§ Work to do: Reproduce every line of the items below word for word, leaving out any picture.

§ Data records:
>>>
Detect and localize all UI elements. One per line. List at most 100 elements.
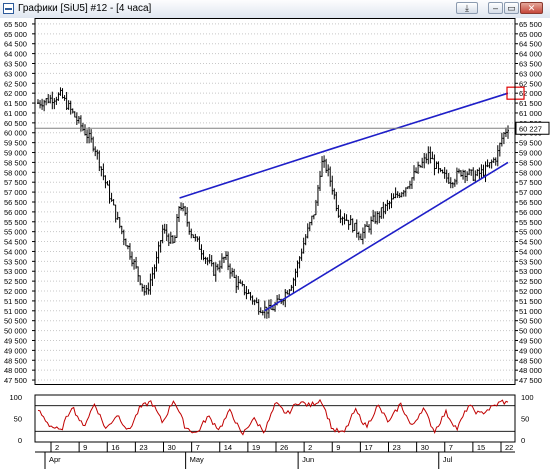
month-label: May (190, 455, 204, 464)
price-tick-label-left: 49 000 (4, 346, 27, 355)
price-tick-label-left: 57 500 (4, 178, 27, 187)
price-tick-label-right: 57 500 (519, 178, 542, 187)
price-tick-label-right: 59 000 (519, 149, 542, 158)
day-tick-label: 17 (364, 443, 372, 452)
price-tick-label-left: 48 500 (4, 356, 27, 365)
price-tick-label-right: 53 500 (519, 257, 542, 266)
day-tick-label: 7 (449, 443, 453, 452)
price-chart[interactable]: 65 50065 00064 50064 00063 50063 00062 5… (0, 18, 550, 469)
current-price-label: 60 227 (519, 124, 542, 133)
price-tick-label-right: 49 500 (519, 336, 542, 345)
price-tick-label-right: 53 000 (519, 267, 542, 276)
price-tick-label-left: 59 000 (4, 149, 27, 158)
day-tick-label: 9 (336, 443, 340, 452)
price-tick-label-left: 57 000 (4, 188, 27, 197)
price-tick-label-right: 58 500 (519, 158, 542, 167)
oscillator-tick-right: 50 (521, 415, 529, 424)
price-tick-label-left: 61 000 (4, 109, 27, 118)
close-button[interactable]: ✕ (520, 2, 543, 14)
day-tick-label: 19 (252, 443, 260, 452)
price-tick-label-left: 63 000 (4, 69, 27, 78)
price-tick-label-left: 61 500 (4, 99, 27, 108)
price-tick-label-left: 64 000 (4, 50, 27, 59)
price-tick-label-right: 52 500 (519, 277, 542, 286)
price-tick-label-left: 58 000 (4, 168, 27, 177)
day-tick-label: 2 (308, 443, 312, 452)
price-tick-label-left: 51 000 (4, 307, 27, 316)
price-tick-label-left: 62 000 (4, 89, 27, 98)
price-tick-label-right: 61 000 (519, 109, 542, 118)
price-tick-label-right: 48 500 (519, 356, 542, 365)
minimize-button[interactable]: – (488, 2, 503, 14)
day-tick-label: 23 (139, 443, 147, 452)
price-tick-label-left: 50 000 (4, 327, 27, 336)
price-tick-label-left: 60 500 (4, 119, 27, 128)
price-tick-label-right: 52 000 (519, 287, 542, 296)
price-tick-label-left: 53 000 (4, 267, 27, 276)
price-tick-label-left: 65 500 (4, 20, 27, 29)
price-tick-label-right: 63 500 (519, 60, 542, 69)
oscillator-tick-left: 0 (18, 436, 22, 445)
price-tick-label-right: 62 000 (519, 89, 542, 98)
month-label: Apr (49, 455, 61, 464)
price-tick-label-left: 60 000 (4, 129, 27, 138)
price-tick-label-left: 50 500 (4, 317, 27, 326)
price-tick-label-right: 51 000 (519, 307, 542, 316)
price-tick-label-right: 48 000 (519, 366, 542, 375)
day-tick-label: 16 (111, 443, 119, 452)
price-tick-label-right: 50 500 (519, 317, 542, 326)
price-tick-label-left: 54 500 (4, 238, 27, 247)
day-tick-label: 14 (224, 443, 232, 452)
window-title: Графики [SiU5] #12 - [4 часа] (18, 3, 152, 14)
price-tick-label-right: 57 000 (519, 188, 542, 197)
price-tick-label-left: 52 000 (4, 287, 27, 296)
price-axis-right: 65 50065 00064 50064 00063 50063 00062 5… (515, 20, 542, 385)
price-tick-label-right: 64 500 (519, 40, 542, 49)
price-tick-label-right: 54 500 (519, 238, 542, 247)
price-tick-label-left: 47 500 (4, 376, 27, 385)
price-tick-label-right: 56 000 (519, 208, 542, 217)
download-button[interactable]: ⤓ (456, 2, 478, 14)
price-tick-label-right: 54 000 (519, 247, 542, 256)
day-tick-label: 23 (393, 443, 401, 452)
price-tick-label-right: 59 500 (519, 139, 542, 148)
restore-button[interactable]: ▭ (504, 2, 519, 14)
price-tick-label-right: 49 000 (519, 346, 542, 355)
price-tick-label-left: 49 500 (4, 336, 27, 345)
price-tick-label-left: 48 000 (4, 366, 27, 375)
day-tick-label: 26 (280, 443, 288, 452)
price-tick-label-right: 55 500 (519, 218, 542, 227)
price-tick-label-left: 51 500 (4, 297, 27, 306)
chart-window-icon (3, 3, 14, 14)
month-label: Jul (443, 455, 453, 464)
price-tick-label-left: 64 500 (4, 40, 27, 49)
price-tick-label-left: 55 000 (4, 228, 27, 237)
oscillator-tick-right: 100 (521, 393, 534, 402)
price-tick-label-left: 65 000 (4, 30, 27, 39)
price-tick-label-right: 51 500 (519, 297, 542, 306)
day-tick-label: 30 (421, 443, 429, 452)
price-tick-label-left: 54 000 (4, 247, 27, 256)
day-tick-label: 30 (168, 443, 176, 452)
price-tick-label-right: 63 000 (519, 69, 542, 78)
day-tick-label: 2 (55, 443, 59, 452)
price-tick-label-left: 56 000 (4, 208, 27, 217)
day-tick-label: 9 (83, 443, 87, 452)
price-tick-label-right: 55 000 (519, 228, 542, 237)
price-tick-label-right: 61 500 (519, 99, 542, 108)
price-tick-label-left: 62 500 (4, 79, 27, 88)
price-tick-label-left: 53 500 (4, 257, 27, 266)
price-tick-label-right: 58 000 (519, 168, 542, 177)
price-tick-label-right: 56 500 (519, 198, 542, 207)
price-tick-label-left: 58 500 (4, 158, 27, 167)
price-tick-label-right: 64 000 (519, 50, 542, 59)
price-tick-label-left: 52 500 (4, 277, 27, 286)
price-tick-label-right: 50 000 (519, 327, 542, 336)
title-bar: Графики [SiU5] #12 - [4 часа] ⤓ – ▭ ✕ (0, 0, 550, 19)
oscillator-tick-right: 0 (521, 436, 525, 445)
price-tick-label-left: 56 500 (4, 198, 27, 207)
month-label: Jun (302, 455, 314, 464)
oscillator-tick-left: 100 (9, 393, 22, 402)
price-tick-label-left: 59 500 (4, 139, 27, 148)
day-tick-label: 7 (196, 443, 200, 452)
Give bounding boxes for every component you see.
<<<
§ Solved problem:
Detect and localize all UI elements. One per line. List at most 100 elements.
month-label: May (190, 455, 204, 464)
price-tick-label-left: 49 000 (4, 346, 27, 355)
price-tick-label-left: 57 500 (4, 178, 27, 187)
price-tick-label-right: 57 500 (519, 178, 542, 187)
price-tick-label-right: 59 000 (519, 149, 542, 158)
day-tick-label: 17 (364, 443, 372, 452)
price-tick-label-left: 48 500 (4, 356, 27, 365)
price-tick-label-right: 53 500 (519, 257, 542, 266)
day-tick-label: 7 (449, 443, 453, 452)
price-chart[interactable]: 65 50065 00064 50064 00063 50063 00062 5… (0, 18, 550, 469)
current-price-label: 60 227 (519, 124, 542, 133)
price-tick-label-right: 49 500 (519, 336, 542, 345)
price-tick-label-right: 53 000 (519, 267, 542, 276)
price-tick-label-left: 59 000 (4, 149, 27, 158)
day-tick-label: 9 (336, 443, 340, 452)
price-tick-label-left: 57 000 (4, 188, 27, 197)
price-tick-label-right: 58 500 (519, 158, 542, 167)
oscillator-tick-right: 50 (521, 415, 529, 424)
price-tick-label-left: 61 000 (4, 109, 27, 118)
close-button[interactable]: ✕ (520, 2, 543, 14)
day-tick-label: 19 (252, 443, 260, 452)
price-tick-label-left: 63 000 (4, 69, 27, 78)
price-tick-label-left: 61 500 (4, 99, 27, 108)
price-tick-label-left: 64 000 (4, 50, 27, 59)
price-tick-label-right: 52 500 (519, 277, 542, 286)
price-tick-label-left: 58 000 (4, 168, 27, 177)
day-tick-label: 2 (308, 443, 312, 452)
price-tick-label-left: 51 000 (4, 307, 27, 316)
price-tick-label-left: 62 000 (4, 89, 27, 98)
price-tick-label-right: 61 000 (519, 109, 542, 118)
price-tick-label-right: 48 500 (519, 356, 542, 365)
minimize-button[interactable]: – (488, 2, 503, 14)
day-tick-label: 23 (139, 443, 147, 452)
price-tick-label-left: 50 000 (4, 327, 27, 336)
price-tick-label-left: 60 500 (4, 119, 27, 128)
price-tick-label-right: 52 000 (519, 287, 542, 296)
price-tick-label-left: 53 000 (4, 267, 27, 276)
price-tick-label-left: 65 500 (4, 20, 27, 29)
price-tick-label-right: 63 500 (519, 60, 542, 69)
oscillator-tick-left: 0 (18, 436, 22, 445)
price-tick-label-right: 62 000 (519, 89, 542, 98)
month-label: Apr (49, 455, 61, 464)
price-tick-label-left: 60 000 (4, 129, 27, 138)
price-tick-label-left: 50 500 (4, 317, 27, 326)
price-tick-label-right: 51 000 (519, 307, 542, 316)
price-tick-label-right: 48 000 (519, 366, 542, 375)
day-tick-label: 16 (111, 443, 119, 452)
price-tick-label-right: 50 500 (519, 317, 542, 326)
price-tick-label-left: 54 500 (4, 238, 27, 247)
day-tick-label: 14 (224, 443, 232, 452)
window-title: Графики [SiU5] #12 - [4 часа] (18, 3, 152, 14)
price-tick-label-right: 57 000 (519, 188, 542, 197)
price-tick-label-left: 52 000 (4, 287, 27, 296)
price-axis-right: 65 50065 00064 50064 00063 50063 00062 5… (515, 20, 542, 385)
price-tick-label-right: 64 500 (519, 40, 542, 49)
price-tick-label-right: 54 500 (519, 238, 542, 247)
price-tick-label-left: 47 500 (4, 376, 27, 385)
price-tick-label-right: 56 000 (519, 208, 542, 217)
download-button[interactable]: ⤓ (456, 2, 478, 14)
price-tick-label-right: 54 000 (519, 247, 542, 256)
day-tick-label: 23 (393, 443, 401, 452)
price-tick-label-right: 59 500 (519, 139, 542, 148)
restore-button[interactable]: ▭ (504, 2, 519, 14)
price-tick-label-right: 49 000 (519, 346, 542, 355)
price-tick-label-left: 49 500 (4, 336, 27, 345)
price-tick-label-left: 48 000 (4, 366, 27, 375)
day-tick-label: 26 (280, 443, 288, 452)
price-tick-label-right: 55 500 (519, 218, 542, 227)
price-tick-label-left: 51 500 (4, 297, 27, 306)
chart-window-icon (3, 3, 14, 14)
month-label: Jul (443, 455, 453, 464)
price-tick-label-left: 64 500 (4, 40, 27, 49)
price-tick-label-left: 55 000 (4, 228, 27, 237)
oscillator-tick-right: 100 (521, 393, 534, 402)
price-tick-label-left: 65 000 (4, 30, 27, 39)
price-tick-label-right: 51 500 (519, 297, 542, 306)
day-tick-label: 30 (421, 443, 429, 452)
price-tick-label-left: 54 000 (4, 247, 27, 256)
day-tick-label: 30 (168, 443, 176, 452)
price-tick-label-right: 63 000 (519, 69, 542, 78)
day-tick-label: 2 (55, 443, 59, 452)
price-tick-label-left: 56 000 (4, 208, 27, 217)
day-tick-label: 9 (83, 443, 87, 452)
price-tick-label-right: 55 000 (519, 228, 542, 237)
price-tick-label-right: 61 500 (519, 99, 542, 108)
price-tick-label-left: 62 500 (4, 79, 27, 88)
price-tick-label-left: 53 500 (4, 257, 27, 266)
price-tick-label-right: 58 000 (519, 168, 542, 177)
price-tick-label-right: 56 500 (519, 198, 542, 207)
price-tick-label-left: 58 500 (4, 158, 27, 167)
price-tick-label-right: 64 000 (519, 50, 542, 59)
price-tick-label-left: 52 500 (4, 277, 27, 286)
price-tick-label-right: 50 000 (519, 327, 542, 336)
title-bar: Графики [SiU5] #12 - [4 часа] ⤓ – ▭ ✕ (0, 0, 550, 19)
oscillator-tick-right: 0 (521, 436, 525, 445)
price-tick-label-left: 56 500 (4, 198, 27, 207)
month-label: Jun (302, 455, 314, 464)
oscillator-tick-left: 100 (9, 393, 22, 402)
price-tick-label-left: 59 500 (4, 139, 27, 148)
day-tick-label: 7 (196, 443, 200, 452)
Give bounding boxes for every component you see.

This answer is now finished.